# Requirement
Identify the lines that contain the string "industries", then copy each of them.

- - -

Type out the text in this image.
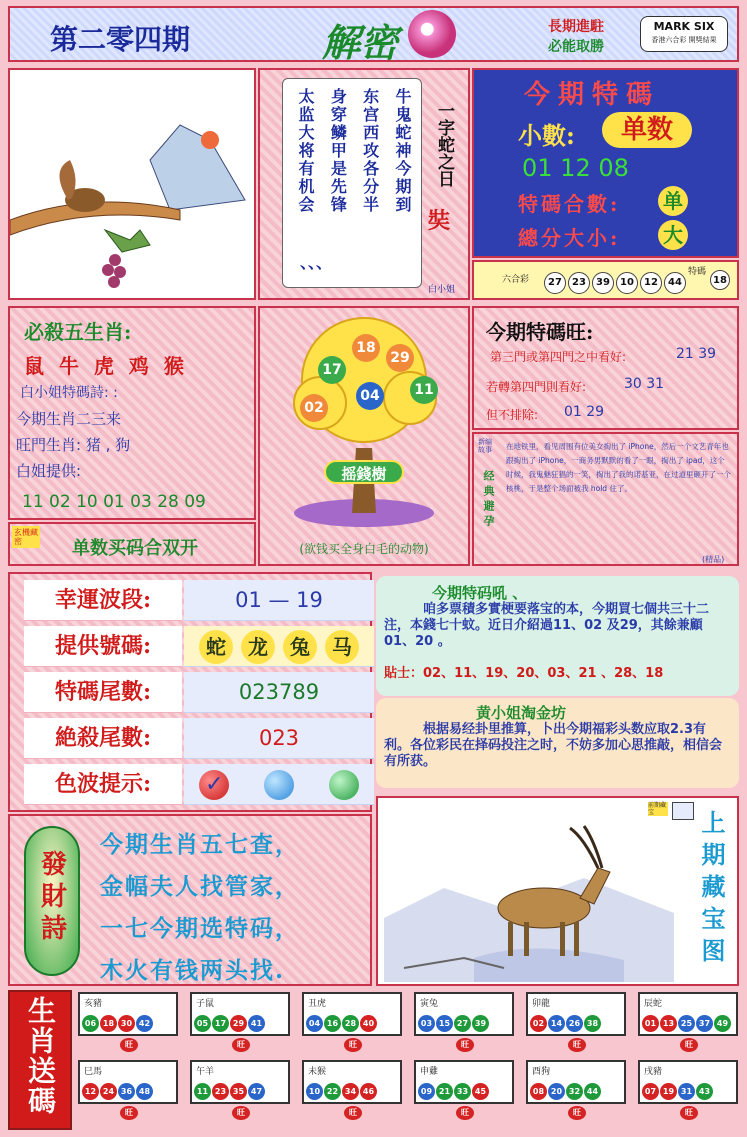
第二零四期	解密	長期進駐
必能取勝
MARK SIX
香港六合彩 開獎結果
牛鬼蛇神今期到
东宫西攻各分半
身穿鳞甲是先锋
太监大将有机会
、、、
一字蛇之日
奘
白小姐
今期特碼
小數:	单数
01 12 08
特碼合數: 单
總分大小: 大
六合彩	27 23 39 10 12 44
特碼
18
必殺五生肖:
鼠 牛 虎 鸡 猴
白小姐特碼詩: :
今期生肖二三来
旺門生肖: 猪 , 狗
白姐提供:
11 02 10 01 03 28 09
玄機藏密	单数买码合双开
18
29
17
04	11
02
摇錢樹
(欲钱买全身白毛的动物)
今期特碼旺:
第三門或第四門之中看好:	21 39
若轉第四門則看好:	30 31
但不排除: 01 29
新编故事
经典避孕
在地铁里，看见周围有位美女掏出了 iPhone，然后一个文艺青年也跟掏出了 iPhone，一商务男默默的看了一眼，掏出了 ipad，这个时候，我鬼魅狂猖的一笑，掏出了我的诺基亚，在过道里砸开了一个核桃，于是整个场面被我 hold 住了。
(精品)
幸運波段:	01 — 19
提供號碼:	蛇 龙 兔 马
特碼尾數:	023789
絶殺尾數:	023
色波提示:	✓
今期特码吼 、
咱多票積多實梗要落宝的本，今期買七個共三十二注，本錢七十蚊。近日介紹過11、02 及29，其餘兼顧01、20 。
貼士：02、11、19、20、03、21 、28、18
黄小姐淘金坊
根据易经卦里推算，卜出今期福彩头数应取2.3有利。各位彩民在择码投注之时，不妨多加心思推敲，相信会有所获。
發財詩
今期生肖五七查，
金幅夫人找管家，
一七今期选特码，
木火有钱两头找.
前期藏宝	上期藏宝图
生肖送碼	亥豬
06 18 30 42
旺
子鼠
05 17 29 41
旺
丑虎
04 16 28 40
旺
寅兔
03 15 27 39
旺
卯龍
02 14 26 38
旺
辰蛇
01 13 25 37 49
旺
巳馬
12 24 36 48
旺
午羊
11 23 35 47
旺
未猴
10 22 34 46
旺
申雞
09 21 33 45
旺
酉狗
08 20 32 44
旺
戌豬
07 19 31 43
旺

- - -

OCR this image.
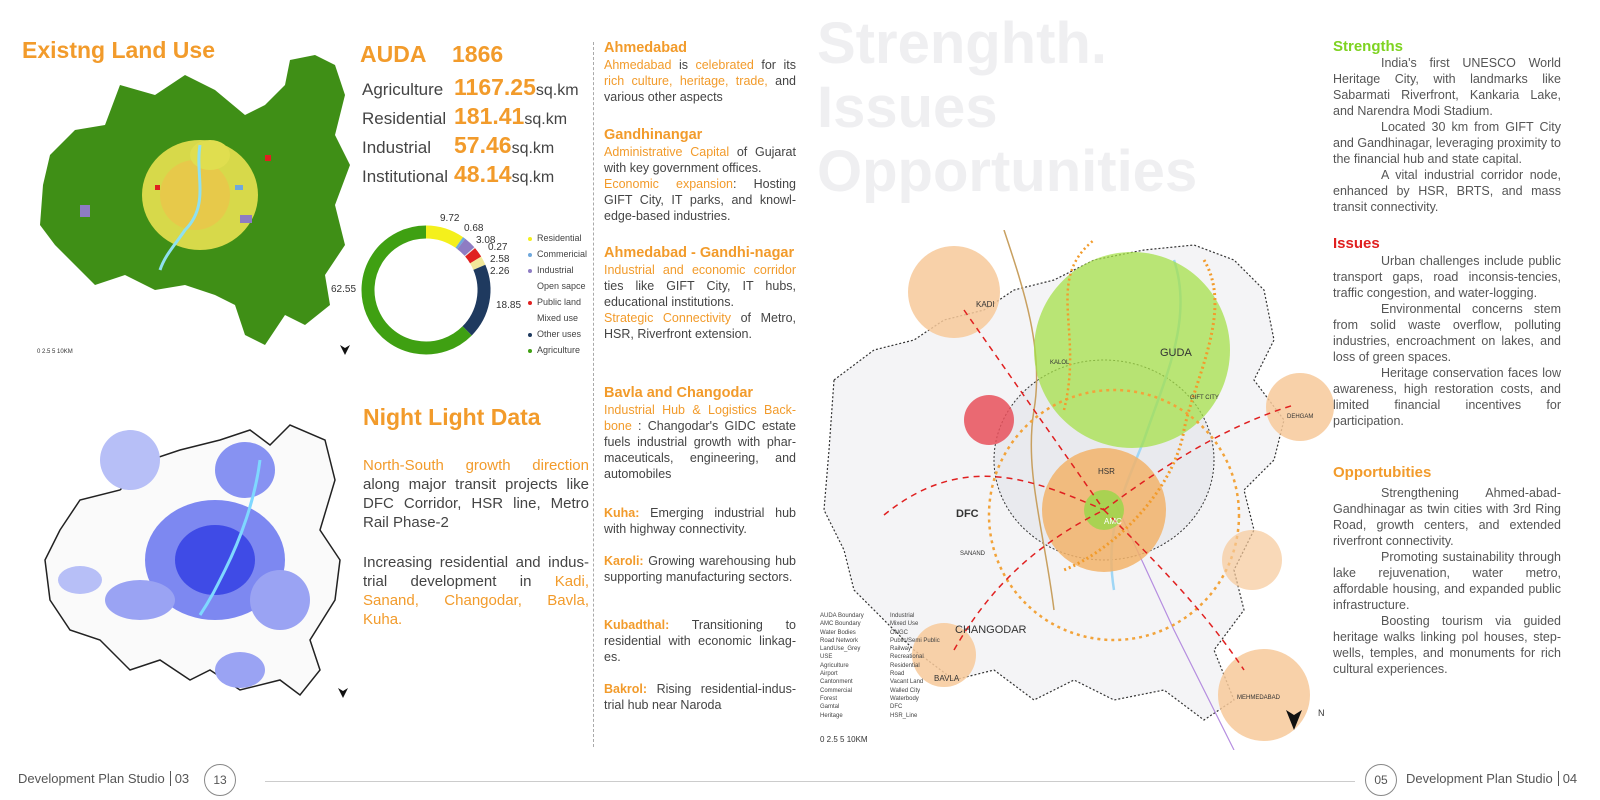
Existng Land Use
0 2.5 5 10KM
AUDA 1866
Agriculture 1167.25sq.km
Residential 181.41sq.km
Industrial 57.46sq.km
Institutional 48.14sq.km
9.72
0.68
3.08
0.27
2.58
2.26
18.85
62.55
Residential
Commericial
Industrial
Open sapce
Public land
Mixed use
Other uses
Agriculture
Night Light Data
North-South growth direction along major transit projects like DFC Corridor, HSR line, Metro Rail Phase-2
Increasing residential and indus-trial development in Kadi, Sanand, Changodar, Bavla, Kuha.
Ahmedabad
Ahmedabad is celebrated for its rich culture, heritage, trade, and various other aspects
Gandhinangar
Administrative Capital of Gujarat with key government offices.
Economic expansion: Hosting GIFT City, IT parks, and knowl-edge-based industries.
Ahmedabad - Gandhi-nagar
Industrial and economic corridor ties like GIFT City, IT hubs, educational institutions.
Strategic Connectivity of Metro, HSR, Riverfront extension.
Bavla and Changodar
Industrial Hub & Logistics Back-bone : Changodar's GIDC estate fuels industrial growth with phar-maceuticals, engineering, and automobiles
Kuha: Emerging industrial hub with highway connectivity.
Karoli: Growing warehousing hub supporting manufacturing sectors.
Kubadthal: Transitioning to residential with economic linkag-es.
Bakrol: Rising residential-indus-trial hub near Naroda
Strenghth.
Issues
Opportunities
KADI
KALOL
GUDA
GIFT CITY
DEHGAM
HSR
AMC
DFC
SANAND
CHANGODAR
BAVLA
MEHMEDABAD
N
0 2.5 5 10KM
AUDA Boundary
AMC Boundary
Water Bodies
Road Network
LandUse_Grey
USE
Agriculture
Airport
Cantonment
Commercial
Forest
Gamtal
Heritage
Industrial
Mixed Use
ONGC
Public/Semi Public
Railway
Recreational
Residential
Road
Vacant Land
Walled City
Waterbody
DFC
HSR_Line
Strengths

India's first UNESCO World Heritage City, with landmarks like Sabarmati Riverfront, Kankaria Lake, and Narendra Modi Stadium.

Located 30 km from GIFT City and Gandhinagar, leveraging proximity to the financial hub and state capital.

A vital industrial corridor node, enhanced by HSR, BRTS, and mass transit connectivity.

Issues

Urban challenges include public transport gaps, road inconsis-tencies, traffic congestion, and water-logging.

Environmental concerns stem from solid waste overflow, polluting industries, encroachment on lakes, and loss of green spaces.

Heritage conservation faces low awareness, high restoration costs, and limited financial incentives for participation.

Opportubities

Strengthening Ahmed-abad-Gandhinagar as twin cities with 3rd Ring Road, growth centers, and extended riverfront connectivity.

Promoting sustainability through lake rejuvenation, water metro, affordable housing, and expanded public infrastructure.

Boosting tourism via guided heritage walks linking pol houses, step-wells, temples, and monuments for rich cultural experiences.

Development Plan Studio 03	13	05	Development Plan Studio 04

- - -

# Task response
Economic expansion: Hosting GIFT City, IT parks, and knowl-edge-based industries.
Environmental concerns stem from solid waste overflow, polluting industries, encroachment on lakes, and loss of green spaces.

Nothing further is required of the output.